What needs to be done: I would like every line of the records below that contains the word "generate" copied.

Document transcript data:
────────────────────────────────────────
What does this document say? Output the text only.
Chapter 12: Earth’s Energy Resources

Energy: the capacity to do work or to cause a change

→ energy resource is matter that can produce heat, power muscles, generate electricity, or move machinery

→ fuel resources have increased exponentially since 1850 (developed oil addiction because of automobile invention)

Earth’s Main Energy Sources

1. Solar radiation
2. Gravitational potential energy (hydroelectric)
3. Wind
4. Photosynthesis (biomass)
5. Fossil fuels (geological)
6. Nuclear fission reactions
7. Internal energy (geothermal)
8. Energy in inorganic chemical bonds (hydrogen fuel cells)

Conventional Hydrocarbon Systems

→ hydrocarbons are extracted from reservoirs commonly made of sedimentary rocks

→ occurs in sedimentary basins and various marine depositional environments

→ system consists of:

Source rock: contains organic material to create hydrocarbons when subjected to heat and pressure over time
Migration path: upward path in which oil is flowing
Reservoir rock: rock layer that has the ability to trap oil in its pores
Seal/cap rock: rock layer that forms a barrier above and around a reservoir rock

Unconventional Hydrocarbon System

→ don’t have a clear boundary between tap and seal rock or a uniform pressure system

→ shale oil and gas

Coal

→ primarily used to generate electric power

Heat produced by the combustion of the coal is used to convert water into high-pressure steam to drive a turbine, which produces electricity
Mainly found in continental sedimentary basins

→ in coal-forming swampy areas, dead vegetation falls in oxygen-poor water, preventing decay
────────────────────────────────────────
Exercise result:
→ energy resource is matter that can produce heat, power muscles, generate electricity, or move machinery
→ primarily used to generate electric power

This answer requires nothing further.